Lines holding the word "icon" must be located in the listing below and copied.
--------------------------------------------------
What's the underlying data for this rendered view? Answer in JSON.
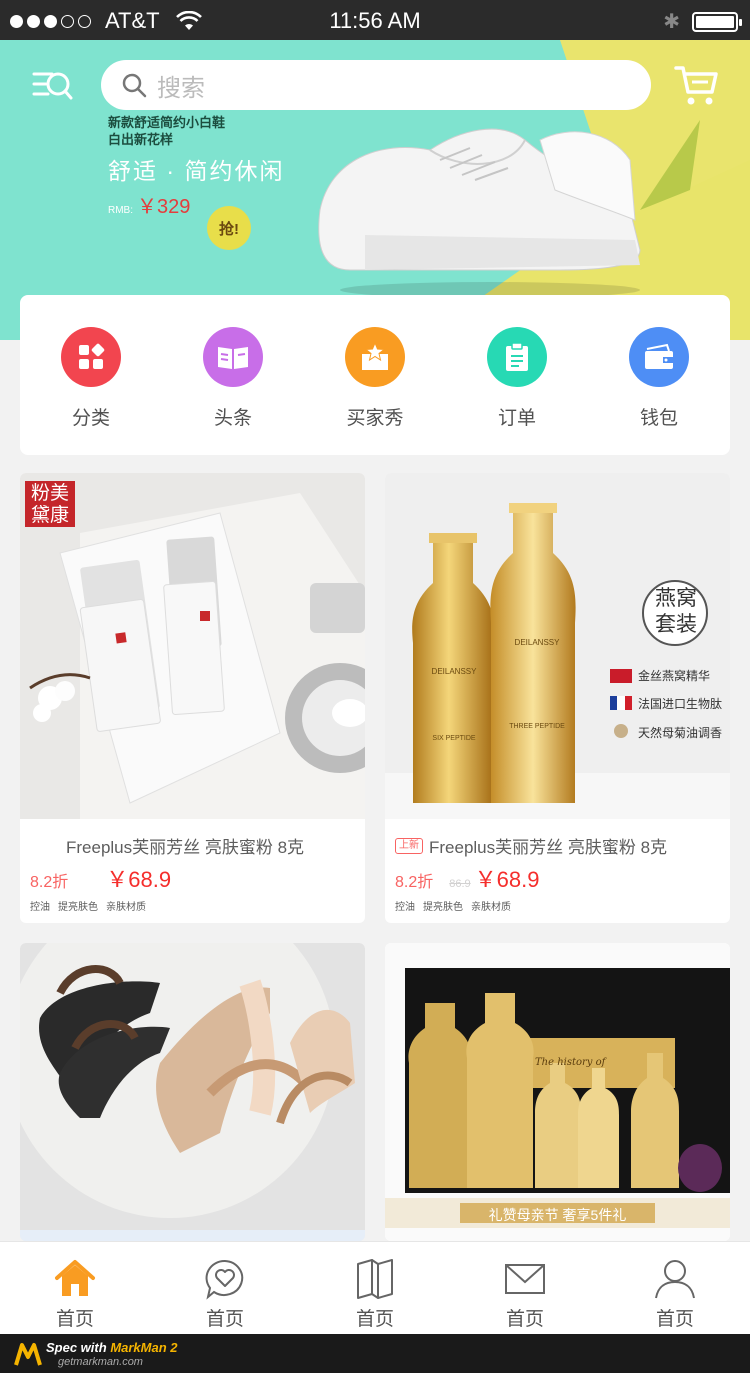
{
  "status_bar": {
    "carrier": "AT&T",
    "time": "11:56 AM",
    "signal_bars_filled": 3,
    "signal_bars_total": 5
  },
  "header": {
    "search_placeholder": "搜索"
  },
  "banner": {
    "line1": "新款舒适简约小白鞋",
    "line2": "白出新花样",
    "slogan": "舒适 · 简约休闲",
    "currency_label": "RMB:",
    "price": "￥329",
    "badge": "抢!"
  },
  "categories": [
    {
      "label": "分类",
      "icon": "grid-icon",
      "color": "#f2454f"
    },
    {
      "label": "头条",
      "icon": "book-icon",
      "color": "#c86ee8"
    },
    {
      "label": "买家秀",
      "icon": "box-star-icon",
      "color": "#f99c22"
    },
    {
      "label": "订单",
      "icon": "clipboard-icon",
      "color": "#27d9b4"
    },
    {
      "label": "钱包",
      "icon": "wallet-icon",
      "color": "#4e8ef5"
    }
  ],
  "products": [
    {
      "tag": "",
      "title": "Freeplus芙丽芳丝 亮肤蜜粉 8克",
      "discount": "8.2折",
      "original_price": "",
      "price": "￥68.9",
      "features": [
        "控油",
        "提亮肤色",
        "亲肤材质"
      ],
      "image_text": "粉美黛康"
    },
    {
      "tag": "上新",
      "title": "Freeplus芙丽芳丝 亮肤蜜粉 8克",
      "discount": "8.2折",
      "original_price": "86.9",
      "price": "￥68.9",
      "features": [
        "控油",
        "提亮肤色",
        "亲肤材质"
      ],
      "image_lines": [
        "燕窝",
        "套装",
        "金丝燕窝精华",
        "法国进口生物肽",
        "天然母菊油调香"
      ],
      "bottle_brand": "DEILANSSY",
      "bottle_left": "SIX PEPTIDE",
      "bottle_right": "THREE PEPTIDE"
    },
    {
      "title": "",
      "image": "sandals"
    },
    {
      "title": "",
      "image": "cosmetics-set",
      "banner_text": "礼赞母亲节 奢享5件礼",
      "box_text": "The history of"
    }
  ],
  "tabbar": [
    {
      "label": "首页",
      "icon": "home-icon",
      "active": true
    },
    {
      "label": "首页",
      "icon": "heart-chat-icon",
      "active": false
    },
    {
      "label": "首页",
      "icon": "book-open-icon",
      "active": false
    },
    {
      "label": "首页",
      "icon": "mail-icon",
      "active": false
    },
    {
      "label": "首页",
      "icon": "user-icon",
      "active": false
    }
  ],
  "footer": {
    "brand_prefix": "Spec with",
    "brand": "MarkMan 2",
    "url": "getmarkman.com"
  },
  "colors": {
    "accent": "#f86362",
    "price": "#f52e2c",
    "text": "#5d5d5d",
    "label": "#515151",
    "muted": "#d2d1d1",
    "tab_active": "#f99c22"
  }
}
--------------------------------------------------
RESPONSE TO THE TASK:
      "icon": "grid-icon",
      "icon": "book-icon",
      "icon": "box-star-icon",
      "icon": "clipboard-icon",
      "icon": "wallet-icon",
      "icon": "home-icon",
      "icon": "heart-chat-icon",
      "icon": "book-open-icon",
      "icon": "mail-icon",
      "icon": "user-icon",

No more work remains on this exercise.